* _Required work_
Pick out the lines in the listing below that contain the word "name" and copy them.

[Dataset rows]
---+---
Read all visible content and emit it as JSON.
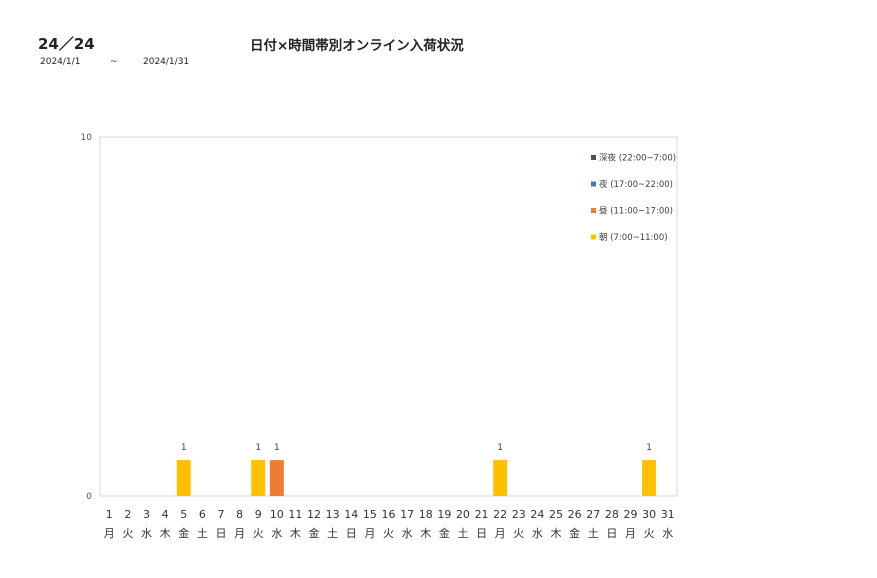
{
  "header": {
    "code": "24／24",
    "title": "日付×時間帯別オンライン入荷状況",
    "date_from": "2024/1/1",
    "tilde": "~",
    "date_to": "2024/1/31"
  },
  "chart_data": {
    "type": "bar",
    "stacked": true,
    "categories": [
      "1",
      "2",
      "3",
      "4",
      "5",
      "6",
      "7",
      "8",
      "9",
      "10",
      "11",
      "12",
      "13",
      "14",
      "15",
      "16",
      "17",
      "18",
      "19",
      "20",
      "21",
      "22",
      "23",
      "24",
      "25",
      "26",
      "27",
      "28",
      "29",
      "30",
      "31"
    ],
    "weekdays": [
      "月",
      "火",
      "水",
      "木",
      "金",
      "土",
      "日",
      "月",
      "火",
      "水",
      "木",
      "金",
      "土",
      "日",
      "月",
      "火",
      "水",
      "木",
      "金",
      "土",
      "日",
      "月",
      "火",
      "水",
      "木",
      "金",
      "土",
      "日",
      "月",
      "火",
      "水"
    ],
    "series": [
      {
        "name": "深夜 (22:00~7:00)",
        "color": "#44546a",
        "values": [
          0,
          0,
          0,
          0,
          0,
          0,
          0,
          0,
          0,
          0,
          0,
          0,
          0,
          0,
          0,
          0,
          0,
          0,
          0,
          0,
          0,
          0,
          0,
          0,
          0,
          0,
          0,
          0,
          0,
          0,
          0
        ]
      },
      {
        "name": "夜 (17:00~22:00)",
        "color": "#4472c4",
        "values": [
          0,
          0,
          0,
          0,
          0,
          0,
          0,
          0,
          0,
          0,
          0,
          0,
          0,
          0,
          0,
          0,
          0,
          0,
          0,
          0,
          0,
          0,
          0,
          0,
          0,
          0,
          0,
          0,
          0,
          0,
          0
        ]
      },
      {
        "name": "昼 (11:00~17:00)",
        "color": "#ed7d31",
        "values": [
          0,
          0,
          0,
          0,
          0,
          0,
          0,
          0,
          0,
          1,
          0,
          0,
          0,
          0,
          0,
          0,
          0,
          0,
          0,
          0,
          0,
          0,
          0,
          0,
          0,
          0,
          0,
          0,
          0,
          0,
          0
        ]
      },
      {
        "name": "朝 (7:00~11:00)",
        "color": "#ffc000",
        "values": [
          0,
          0,
          0,
          0,
          1,
          0,
          0,
          0,
          1,
          0,
          0,
          0,
          0,
          0,
          0,
          0,
          0,
          0,
          0,
          0,
          0,
          1,
          0,
          0,
          0,
          0,
          0,
          0,
          0,
          1,
          0
        ]
      }
    ],
    "ylim": [
      0,
      10
    ],
    "yticks": [
      "0",
      "10"
    ],
    "legend_position": "right",
    "grid": false
  }
}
---+---
* _Solution to this problem_
        "name": "深夜 (22:00~7:00)",
        "name": "夜 (17:00~22:00)",
        "name": "昼 (11:00~17:00)",
        "name": "朝 (7:00~11:00)",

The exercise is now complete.